Requirements
Go through the listing and pick out each line with the word "caption" in it.
*** Extracted information
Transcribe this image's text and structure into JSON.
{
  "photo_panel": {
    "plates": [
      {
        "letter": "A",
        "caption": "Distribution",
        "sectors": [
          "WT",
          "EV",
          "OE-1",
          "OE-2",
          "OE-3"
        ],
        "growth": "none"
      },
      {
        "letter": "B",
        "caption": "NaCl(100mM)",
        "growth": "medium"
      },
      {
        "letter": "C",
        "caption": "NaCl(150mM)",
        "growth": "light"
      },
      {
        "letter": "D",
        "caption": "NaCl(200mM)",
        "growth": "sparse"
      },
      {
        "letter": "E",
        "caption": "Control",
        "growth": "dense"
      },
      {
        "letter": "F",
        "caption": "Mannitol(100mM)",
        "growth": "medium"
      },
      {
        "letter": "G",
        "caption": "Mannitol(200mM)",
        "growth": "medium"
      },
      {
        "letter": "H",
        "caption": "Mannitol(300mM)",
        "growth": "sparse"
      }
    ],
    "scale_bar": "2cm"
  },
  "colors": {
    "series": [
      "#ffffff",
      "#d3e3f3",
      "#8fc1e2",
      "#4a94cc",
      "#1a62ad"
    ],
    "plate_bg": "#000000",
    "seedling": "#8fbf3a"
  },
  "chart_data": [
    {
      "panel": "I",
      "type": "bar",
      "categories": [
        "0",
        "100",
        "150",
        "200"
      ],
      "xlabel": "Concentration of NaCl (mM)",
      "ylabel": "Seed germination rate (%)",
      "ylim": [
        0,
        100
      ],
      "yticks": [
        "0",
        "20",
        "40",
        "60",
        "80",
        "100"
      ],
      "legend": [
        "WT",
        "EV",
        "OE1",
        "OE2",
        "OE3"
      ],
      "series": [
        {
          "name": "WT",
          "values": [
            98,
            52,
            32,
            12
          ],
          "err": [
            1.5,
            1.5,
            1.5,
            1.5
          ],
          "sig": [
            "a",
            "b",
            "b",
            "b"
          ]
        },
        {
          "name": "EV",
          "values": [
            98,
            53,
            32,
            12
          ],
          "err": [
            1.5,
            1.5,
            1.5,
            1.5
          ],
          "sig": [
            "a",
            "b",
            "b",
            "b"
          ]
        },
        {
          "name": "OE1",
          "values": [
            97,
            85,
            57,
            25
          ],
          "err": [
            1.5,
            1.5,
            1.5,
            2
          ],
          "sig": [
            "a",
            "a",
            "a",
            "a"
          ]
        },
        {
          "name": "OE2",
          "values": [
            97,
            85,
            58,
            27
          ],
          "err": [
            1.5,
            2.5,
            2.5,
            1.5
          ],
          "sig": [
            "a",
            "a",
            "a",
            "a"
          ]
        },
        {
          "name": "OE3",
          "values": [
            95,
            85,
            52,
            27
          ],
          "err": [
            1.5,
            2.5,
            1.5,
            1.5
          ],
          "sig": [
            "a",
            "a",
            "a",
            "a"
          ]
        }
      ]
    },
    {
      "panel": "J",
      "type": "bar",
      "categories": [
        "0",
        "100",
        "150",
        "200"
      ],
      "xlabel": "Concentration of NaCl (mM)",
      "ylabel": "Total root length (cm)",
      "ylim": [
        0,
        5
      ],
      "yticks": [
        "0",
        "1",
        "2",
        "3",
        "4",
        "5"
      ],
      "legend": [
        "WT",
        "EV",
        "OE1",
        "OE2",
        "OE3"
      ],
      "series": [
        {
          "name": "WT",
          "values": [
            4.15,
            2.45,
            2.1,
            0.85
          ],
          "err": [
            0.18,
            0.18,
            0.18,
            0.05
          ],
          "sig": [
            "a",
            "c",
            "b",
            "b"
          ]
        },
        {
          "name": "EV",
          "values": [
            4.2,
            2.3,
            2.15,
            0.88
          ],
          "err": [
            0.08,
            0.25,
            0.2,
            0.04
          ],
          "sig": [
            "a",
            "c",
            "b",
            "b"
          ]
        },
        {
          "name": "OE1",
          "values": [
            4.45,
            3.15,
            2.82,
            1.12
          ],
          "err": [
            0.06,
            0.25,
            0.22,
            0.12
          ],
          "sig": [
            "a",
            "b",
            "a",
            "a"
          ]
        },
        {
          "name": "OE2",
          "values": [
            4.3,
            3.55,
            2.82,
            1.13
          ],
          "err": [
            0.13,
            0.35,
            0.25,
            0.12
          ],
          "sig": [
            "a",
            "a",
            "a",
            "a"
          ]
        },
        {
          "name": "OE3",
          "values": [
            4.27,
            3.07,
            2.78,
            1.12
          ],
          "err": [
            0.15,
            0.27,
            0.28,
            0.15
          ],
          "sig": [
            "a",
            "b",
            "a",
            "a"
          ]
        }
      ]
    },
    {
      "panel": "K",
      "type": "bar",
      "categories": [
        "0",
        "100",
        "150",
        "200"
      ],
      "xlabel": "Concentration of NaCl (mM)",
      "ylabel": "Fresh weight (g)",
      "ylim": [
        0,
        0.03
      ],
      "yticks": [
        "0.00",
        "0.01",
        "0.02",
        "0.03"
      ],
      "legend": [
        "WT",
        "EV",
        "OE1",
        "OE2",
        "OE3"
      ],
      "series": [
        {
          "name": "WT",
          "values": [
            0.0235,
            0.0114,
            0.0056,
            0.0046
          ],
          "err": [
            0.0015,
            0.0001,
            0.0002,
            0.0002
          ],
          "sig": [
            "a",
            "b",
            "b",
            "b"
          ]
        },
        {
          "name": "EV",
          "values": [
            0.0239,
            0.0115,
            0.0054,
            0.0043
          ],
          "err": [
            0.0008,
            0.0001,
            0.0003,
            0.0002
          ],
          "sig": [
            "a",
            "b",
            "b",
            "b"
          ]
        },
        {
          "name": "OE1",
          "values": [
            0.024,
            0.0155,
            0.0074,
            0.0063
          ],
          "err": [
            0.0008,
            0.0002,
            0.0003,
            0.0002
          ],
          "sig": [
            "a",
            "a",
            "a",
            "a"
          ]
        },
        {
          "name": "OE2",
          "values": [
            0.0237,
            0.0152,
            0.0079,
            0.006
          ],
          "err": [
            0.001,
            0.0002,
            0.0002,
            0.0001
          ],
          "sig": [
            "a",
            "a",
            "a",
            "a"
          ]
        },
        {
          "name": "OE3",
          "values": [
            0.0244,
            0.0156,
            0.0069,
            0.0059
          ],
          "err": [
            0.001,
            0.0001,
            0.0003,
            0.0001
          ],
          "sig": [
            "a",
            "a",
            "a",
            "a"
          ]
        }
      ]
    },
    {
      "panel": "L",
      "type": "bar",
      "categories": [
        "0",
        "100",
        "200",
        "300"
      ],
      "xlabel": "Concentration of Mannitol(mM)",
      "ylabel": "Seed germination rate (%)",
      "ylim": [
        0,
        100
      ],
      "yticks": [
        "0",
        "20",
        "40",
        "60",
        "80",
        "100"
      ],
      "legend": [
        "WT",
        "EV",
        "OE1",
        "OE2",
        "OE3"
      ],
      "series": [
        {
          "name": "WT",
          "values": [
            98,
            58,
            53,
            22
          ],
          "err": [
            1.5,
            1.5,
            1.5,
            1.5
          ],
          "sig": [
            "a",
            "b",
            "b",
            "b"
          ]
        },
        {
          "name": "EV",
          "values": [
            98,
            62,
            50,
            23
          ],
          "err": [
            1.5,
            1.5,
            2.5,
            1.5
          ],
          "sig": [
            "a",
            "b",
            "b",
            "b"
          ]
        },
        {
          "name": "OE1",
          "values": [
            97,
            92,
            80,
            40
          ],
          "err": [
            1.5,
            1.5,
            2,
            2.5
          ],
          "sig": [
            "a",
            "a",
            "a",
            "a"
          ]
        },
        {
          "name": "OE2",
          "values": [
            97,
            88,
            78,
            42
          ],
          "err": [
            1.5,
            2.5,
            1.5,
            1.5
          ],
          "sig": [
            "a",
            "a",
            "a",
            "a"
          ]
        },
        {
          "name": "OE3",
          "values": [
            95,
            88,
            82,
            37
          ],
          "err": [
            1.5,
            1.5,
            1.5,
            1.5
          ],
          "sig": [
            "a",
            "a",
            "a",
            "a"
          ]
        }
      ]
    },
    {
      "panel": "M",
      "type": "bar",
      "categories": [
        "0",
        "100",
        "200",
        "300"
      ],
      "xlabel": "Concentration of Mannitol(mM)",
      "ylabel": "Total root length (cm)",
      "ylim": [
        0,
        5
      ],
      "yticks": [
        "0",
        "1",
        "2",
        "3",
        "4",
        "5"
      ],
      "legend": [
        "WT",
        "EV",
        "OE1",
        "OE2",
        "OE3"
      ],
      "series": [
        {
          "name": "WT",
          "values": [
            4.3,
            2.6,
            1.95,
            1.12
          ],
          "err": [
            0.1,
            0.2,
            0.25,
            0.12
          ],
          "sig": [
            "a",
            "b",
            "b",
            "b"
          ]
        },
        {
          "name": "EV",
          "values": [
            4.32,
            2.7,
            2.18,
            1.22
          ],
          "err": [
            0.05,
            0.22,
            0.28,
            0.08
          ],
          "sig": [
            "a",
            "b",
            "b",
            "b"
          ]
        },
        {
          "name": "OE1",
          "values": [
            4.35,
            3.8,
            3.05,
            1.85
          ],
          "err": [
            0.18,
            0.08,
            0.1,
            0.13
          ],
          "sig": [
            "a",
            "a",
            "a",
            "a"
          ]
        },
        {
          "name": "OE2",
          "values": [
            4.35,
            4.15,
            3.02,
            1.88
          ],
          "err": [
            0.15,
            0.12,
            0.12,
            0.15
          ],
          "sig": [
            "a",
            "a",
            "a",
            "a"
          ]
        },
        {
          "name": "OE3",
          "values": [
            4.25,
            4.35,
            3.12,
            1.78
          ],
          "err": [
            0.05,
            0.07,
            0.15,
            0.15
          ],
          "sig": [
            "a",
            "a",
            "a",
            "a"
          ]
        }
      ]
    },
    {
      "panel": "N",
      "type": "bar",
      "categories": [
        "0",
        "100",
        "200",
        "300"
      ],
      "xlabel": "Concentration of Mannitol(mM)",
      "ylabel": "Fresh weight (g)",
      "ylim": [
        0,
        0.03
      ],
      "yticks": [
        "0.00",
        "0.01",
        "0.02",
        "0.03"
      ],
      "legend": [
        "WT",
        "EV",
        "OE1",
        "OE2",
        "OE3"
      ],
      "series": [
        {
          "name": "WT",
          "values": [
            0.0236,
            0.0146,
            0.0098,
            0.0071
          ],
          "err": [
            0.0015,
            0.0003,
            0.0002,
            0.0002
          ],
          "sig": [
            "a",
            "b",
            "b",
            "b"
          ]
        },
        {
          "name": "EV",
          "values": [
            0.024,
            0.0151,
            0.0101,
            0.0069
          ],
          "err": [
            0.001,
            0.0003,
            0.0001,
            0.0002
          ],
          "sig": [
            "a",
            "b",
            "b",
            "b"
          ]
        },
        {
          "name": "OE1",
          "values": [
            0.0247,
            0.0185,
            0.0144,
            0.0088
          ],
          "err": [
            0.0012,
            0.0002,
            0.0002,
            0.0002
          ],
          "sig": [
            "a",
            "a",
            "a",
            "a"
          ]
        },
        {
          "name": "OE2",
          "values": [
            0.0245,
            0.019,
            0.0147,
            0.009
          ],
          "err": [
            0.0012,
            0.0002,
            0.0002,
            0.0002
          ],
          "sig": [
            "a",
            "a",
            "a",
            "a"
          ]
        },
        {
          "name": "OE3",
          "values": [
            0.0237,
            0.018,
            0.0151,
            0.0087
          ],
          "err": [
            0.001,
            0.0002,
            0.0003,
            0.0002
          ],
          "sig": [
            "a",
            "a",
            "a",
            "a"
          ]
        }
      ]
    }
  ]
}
******
Complete output
        "caption": "Distribution",
        "caption": "NaCl(100mM)",
        "caption": "NaCl(150mM)",
        "caption": "NaCl(200mM)",
        "caption": "Control",
        "caption": "Mannitol(100mM)",
        "caption": "Mannitol(200mM)",
        "caption": "Mannitol(300mM)",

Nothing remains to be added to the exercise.